- [WRITTEN TASK] The answer is a single number: how many lines hold the string "address".

- [DATASET]
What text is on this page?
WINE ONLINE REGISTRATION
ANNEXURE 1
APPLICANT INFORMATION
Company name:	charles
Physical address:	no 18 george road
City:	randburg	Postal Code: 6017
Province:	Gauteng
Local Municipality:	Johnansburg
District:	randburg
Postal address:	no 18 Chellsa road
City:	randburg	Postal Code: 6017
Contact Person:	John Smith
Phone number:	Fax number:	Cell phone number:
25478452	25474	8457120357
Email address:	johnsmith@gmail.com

- [THE RESPONSE] 3